== Available data ==
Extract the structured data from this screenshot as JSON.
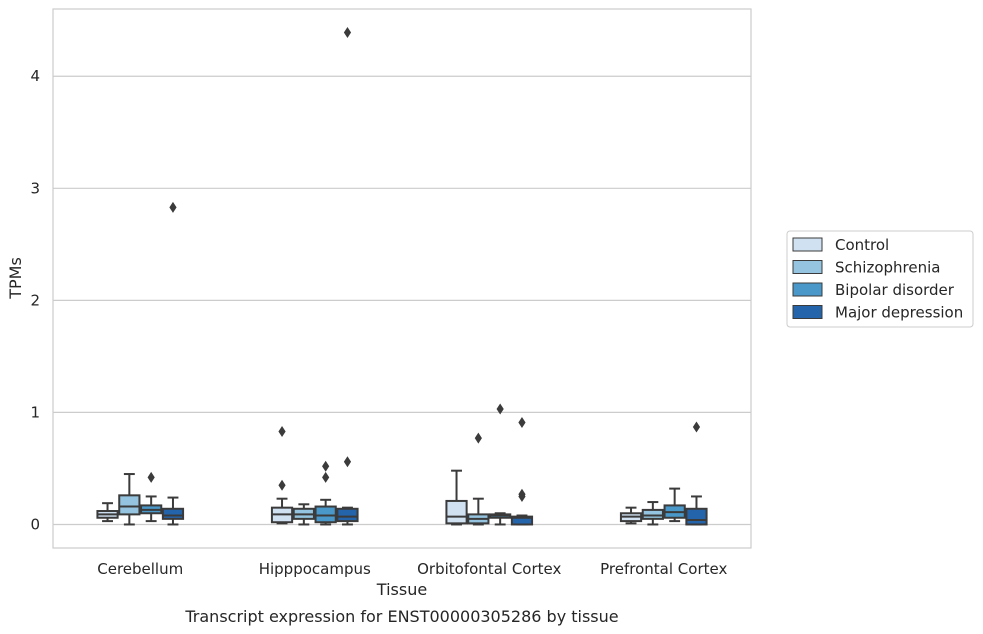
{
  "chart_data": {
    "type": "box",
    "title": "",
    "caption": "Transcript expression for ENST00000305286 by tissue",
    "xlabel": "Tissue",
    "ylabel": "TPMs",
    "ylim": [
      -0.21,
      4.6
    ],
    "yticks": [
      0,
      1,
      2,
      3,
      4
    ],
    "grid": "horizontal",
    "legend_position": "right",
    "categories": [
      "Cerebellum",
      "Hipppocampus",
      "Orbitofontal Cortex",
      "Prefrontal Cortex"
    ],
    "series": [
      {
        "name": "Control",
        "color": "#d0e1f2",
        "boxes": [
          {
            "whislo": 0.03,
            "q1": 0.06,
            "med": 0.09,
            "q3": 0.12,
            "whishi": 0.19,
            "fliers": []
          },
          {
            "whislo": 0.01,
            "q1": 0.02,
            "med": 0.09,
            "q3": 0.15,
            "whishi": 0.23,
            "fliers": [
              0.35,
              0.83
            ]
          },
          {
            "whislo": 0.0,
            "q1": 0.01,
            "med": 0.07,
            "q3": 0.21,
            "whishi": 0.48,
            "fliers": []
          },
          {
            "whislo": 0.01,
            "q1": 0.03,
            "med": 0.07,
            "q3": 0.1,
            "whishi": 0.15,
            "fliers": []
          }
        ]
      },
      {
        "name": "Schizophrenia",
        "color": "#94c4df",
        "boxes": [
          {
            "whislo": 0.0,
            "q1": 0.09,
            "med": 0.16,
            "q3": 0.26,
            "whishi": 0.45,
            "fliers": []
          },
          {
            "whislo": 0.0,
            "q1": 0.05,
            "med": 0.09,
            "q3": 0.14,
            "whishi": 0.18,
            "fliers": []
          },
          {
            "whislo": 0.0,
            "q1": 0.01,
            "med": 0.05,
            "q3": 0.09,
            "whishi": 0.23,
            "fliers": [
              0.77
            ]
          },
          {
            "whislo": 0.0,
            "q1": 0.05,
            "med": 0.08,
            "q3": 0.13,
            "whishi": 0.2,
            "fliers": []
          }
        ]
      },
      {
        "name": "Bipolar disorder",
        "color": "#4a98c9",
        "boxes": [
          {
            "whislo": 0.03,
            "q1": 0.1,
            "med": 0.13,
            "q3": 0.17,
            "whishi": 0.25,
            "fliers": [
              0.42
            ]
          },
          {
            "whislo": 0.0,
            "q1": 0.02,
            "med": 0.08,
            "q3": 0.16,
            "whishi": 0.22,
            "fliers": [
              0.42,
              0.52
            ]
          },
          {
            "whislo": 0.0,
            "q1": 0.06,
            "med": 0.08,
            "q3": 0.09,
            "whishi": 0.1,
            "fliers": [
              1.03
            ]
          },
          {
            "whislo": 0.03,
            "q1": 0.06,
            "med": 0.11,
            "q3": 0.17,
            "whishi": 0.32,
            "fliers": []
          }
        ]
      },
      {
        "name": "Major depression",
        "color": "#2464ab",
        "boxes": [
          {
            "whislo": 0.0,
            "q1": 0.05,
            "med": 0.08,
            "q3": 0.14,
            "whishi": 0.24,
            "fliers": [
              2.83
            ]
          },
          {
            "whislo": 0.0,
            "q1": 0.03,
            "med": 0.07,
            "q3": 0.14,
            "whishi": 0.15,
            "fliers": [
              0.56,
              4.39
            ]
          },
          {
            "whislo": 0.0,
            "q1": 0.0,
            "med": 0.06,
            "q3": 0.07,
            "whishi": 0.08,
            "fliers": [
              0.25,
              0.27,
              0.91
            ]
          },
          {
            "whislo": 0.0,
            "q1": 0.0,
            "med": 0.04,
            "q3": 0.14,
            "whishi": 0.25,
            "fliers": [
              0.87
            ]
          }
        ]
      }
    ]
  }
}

== Work instructions ==
Transcribe the records word for word and include no pictures.

== Result ==
Extract the structured data from this screenshot as JSON.
{
  "chart_data": {
    "type": "box",
    "title": "",
    "caption": "Transcript expression for ENST00000305286 by tissue",
    "xlabel": "Tissue",
    "ylabel": "TPMs",
    "ylim": [
      -0.21,
      4.6
    ],
    "yticks": [
      0,
      1,
      2,
      3,
      4
    ],
    "grid": "horizontal",
    "legend_position": "right",
    "categories": [
      "Cerebellum",
      "Hipppocampus",
      "Orbitofontal Cortex",
      "Prefrontal Cortex"
    ],
    "series": [
      {
        "name": "Control",
        "color": "#d0e1f2",
        "boxes": [
          {
            "whislo": 0.03,
            "q1": 0.06,
            "med": 0.09,
            "q3": 0.12,
            "whishi": 0.19,
            "fliers": []
          },
          {
            "whislo": 0.01,
            "q1": 0.02,
            "med": 0.09,
            "q3": 0.15,
            "whishi": 0.23,
            "fliers": [
              0.35,
              0.83
            ]
          },
          {
            "whislo": 0.0,
            "q1": 0.01,
            "med": 0.07,
            "q3": 0.21,
            "whishi": 0.48,
            "fliers": []
          },
          {
            "whislo": 0.01,
            "q1": 0.03,
            "med": 0.07,
            "q3": 0.1,
            "whishi": 0.15,
            "fliers": []
          }
        ]
      },
      {
        "name": "Schizophrenia",
        "color": "#94c4df",
        "boxes": [
          {
            "whislo": 0.0,
            "q1": 0.09,
            "med": 0.16,
            "q3": 0.26,
            "whishi": 0.45,
            "fliers": []
          },
          {
            "whislo": 0.0,
            "q1": 0.05,
            "med": 0.09,
            "q3": 0.14,
            "whishi": 0.18,
            "fliers": []
          },
          {
            "whislo": 0.0,
            "q1": 0.01,
            "med": 0.05,
            "q3": 0.09,
            "whishi": 0.23,
            "fliers": [
              0.77
            ]
          },
          {
            "whislo": 0.0,
            "q1": 0.05,
            "med": 0.08,
            "q3": 0.13,
            "whishi": 0.2,
            "fliers": []
          }
        ]
      },
      {
        "name": "Bipolar disorder",
        "color": "#4a98c9",
        "boxes": [
          {
            "whislo": 0.03,
            "q1": 0.1,
            "med": 0.13,
            "q3": 0.17,
            "whishi": 0.25,
            "fliers": [
              0.42
            ]
          },
          {
            "whislo": 0.0,
            "q1": 0.02,
            "med": 0.08,
            "q3": 0.16,
            "whishi": 0.22,
            "fliers": [
              0.42,
              0.52
            ]
          },
          {
            "whislo": 0.0,
            "q1": 0.06,
            "med": 0.08,
            "q3": 0.09,
            "whishi": 0.1,
            "fliers": [
              1.03
            ]
          },
          {
            "whislo": 0.03,
            "q1": 0.06,
            "med": 0.11,
            "q3": 0.17,
            "whishi": 0.32,
            "fliers": []
          }
        ]
      },
      {
        "name": "Major depression",
        "color": "#2464ab",
        "boxes": [
          {
            "whislo": 0.0,
            "q1": 0.05,
            "med": 0.08,
            "q3": 0.14,
            "whishi": 0.24,
            "fliers": [
              2.83
            ]
          },
          {
            "whislo": 0.0,
            "q1": 0.03,
            "med": 0.07,
            "q3": 0.14,
            "whishi": 0.15,
            "fliers": [
              0.56,
              4.39
            ]
          },
          {
            "whislo": 0.0,
            "q1": 0.0,
            "med": 0.06,
            "q3": 0.07,
            "whishi": 0.08,
            "fliers": [
              0.25,
              0.27,
              0.91
            ]
          },
          {
            "whislo": 0.0,
            "q1": 0.0,
            "med": 0.04,
            "q3": 0.14,
            "whishi": 0.25,
            "fliers": [
              0.87
            ]
          }
        ]
      }
    ]
  }
}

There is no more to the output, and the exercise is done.